What the exercise asks: Identify each line in the records below that contains the word "daily", and copy it.

Supplied information:
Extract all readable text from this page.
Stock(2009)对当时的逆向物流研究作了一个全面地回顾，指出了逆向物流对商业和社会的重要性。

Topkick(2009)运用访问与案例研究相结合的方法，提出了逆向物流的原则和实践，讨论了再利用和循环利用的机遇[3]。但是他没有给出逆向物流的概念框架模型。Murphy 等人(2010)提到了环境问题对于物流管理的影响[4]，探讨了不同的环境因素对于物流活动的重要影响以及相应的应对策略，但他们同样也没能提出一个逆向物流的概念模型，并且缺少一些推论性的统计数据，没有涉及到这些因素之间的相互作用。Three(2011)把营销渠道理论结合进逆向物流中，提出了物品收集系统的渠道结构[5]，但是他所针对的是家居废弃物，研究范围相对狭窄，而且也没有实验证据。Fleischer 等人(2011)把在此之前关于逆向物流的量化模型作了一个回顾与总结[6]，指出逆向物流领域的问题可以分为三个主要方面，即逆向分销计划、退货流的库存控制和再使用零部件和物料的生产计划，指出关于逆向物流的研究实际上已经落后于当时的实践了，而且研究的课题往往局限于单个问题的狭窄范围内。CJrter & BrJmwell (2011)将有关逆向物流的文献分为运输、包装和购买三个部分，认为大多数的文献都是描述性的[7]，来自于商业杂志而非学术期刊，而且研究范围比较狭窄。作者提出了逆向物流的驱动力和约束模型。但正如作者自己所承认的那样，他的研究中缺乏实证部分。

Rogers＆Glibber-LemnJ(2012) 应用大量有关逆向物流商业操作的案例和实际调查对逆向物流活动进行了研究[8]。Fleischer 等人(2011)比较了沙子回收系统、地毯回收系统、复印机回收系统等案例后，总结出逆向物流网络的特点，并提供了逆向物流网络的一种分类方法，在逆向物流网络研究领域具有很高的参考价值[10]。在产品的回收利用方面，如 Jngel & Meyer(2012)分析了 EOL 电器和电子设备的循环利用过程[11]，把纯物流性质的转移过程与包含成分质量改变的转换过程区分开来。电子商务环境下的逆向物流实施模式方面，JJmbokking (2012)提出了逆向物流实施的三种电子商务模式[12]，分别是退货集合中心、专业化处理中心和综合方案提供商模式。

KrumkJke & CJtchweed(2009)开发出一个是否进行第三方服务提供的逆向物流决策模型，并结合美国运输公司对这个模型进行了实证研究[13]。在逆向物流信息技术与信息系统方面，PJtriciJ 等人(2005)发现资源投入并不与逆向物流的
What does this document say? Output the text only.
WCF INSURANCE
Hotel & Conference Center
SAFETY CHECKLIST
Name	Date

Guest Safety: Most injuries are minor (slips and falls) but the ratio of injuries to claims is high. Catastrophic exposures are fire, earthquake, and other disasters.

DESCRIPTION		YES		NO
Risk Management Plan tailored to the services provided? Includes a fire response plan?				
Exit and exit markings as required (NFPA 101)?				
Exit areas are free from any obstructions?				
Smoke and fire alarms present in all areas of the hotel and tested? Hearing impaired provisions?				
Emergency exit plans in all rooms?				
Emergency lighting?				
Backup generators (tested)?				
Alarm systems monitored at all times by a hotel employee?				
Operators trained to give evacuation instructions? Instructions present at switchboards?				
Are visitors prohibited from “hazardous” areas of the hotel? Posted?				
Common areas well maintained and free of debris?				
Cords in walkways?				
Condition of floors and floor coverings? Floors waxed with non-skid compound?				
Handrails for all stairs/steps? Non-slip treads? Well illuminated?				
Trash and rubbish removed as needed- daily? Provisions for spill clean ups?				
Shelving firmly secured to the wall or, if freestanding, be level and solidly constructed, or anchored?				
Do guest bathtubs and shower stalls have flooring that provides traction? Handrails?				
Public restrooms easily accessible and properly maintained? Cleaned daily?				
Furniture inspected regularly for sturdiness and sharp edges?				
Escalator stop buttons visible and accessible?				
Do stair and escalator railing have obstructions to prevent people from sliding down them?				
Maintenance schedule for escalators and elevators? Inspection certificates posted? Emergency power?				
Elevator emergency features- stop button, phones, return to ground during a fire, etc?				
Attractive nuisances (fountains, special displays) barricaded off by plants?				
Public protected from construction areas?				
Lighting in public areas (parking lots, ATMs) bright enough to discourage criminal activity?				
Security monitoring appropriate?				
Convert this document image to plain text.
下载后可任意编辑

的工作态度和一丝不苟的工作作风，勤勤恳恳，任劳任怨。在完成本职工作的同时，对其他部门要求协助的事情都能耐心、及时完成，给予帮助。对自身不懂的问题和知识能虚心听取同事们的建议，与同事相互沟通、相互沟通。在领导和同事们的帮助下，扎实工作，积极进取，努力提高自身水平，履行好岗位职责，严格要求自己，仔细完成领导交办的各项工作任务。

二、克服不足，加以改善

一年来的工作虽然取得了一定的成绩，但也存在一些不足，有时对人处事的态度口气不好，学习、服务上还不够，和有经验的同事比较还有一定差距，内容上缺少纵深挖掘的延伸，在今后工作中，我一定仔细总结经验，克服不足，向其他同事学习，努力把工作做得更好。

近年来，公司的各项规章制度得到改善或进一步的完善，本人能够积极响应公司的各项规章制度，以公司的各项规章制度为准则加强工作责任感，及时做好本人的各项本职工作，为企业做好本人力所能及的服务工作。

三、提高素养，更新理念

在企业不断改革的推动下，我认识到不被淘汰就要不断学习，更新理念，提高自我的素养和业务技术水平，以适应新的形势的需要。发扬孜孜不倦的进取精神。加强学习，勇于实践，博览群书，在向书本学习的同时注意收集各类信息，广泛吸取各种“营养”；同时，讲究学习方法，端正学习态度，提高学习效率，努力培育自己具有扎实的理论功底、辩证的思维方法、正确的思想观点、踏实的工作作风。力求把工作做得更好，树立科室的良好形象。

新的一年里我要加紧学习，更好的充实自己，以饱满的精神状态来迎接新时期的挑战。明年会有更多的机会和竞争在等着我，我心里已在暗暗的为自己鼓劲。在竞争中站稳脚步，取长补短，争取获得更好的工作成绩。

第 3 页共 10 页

Expected answer:
Trash and rubbish removed as needed- daily? Provisions for spill clean ups?				
Public restrooms easily accessible and properly maintained? Cleaned daily?				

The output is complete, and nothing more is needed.